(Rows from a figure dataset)
▬▬▬

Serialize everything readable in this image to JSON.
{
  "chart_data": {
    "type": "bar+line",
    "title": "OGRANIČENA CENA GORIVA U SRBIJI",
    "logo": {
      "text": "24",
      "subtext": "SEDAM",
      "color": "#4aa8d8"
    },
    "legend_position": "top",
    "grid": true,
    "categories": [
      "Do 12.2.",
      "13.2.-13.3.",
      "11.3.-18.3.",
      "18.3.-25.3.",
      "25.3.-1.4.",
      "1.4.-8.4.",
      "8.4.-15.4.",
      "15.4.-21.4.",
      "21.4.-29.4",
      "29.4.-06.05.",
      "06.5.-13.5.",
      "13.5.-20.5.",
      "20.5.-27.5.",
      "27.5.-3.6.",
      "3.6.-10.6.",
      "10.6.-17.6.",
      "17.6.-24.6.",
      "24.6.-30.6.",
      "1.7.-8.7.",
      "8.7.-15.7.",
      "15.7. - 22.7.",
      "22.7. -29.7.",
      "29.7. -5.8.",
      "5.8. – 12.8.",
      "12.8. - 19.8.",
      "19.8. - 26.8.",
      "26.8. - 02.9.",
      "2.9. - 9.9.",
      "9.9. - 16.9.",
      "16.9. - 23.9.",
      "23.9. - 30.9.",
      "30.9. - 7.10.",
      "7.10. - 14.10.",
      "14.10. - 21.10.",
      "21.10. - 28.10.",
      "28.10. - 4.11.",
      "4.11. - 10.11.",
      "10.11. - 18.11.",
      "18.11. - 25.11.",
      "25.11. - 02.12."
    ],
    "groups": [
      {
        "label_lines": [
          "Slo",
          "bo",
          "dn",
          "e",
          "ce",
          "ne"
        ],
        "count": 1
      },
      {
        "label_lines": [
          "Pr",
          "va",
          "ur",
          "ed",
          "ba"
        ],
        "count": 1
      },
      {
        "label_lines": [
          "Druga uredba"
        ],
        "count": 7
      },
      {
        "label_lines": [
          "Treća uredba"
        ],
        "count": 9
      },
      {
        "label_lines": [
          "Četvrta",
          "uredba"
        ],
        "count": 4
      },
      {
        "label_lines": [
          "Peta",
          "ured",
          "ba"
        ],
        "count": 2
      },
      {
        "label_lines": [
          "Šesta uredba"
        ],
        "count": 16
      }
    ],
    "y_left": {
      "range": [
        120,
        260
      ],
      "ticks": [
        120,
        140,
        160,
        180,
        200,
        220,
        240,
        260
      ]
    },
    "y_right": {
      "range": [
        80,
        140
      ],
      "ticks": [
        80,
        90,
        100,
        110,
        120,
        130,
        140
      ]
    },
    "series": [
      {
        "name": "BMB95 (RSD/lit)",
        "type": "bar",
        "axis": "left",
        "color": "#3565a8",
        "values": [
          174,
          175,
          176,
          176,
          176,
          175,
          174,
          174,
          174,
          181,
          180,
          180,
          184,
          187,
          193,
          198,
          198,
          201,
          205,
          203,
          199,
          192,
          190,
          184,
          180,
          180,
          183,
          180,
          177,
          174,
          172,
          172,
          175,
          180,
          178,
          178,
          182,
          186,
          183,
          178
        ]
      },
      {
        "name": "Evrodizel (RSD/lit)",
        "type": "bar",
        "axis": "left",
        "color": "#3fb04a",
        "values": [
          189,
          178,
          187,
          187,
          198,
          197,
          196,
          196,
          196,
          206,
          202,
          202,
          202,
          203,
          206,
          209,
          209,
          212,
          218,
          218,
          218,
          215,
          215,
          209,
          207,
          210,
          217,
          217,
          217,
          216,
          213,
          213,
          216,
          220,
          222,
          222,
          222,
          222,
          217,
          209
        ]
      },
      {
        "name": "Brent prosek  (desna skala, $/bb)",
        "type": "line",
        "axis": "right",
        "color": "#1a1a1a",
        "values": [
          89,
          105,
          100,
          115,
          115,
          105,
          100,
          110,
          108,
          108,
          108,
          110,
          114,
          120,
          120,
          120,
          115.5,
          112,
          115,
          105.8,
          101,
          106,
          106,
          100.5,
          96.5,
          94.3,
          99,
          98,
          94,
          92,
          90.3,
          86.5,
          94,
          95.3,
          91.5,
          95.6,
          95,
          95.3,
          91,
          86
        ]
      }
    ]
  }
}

▬▬▬

(REQUIRED TASK) What is the number of lines in the data that hold the word "uredba"? Reply with that number and nothing else.

(RESULT OF THIS EXERCISE) 4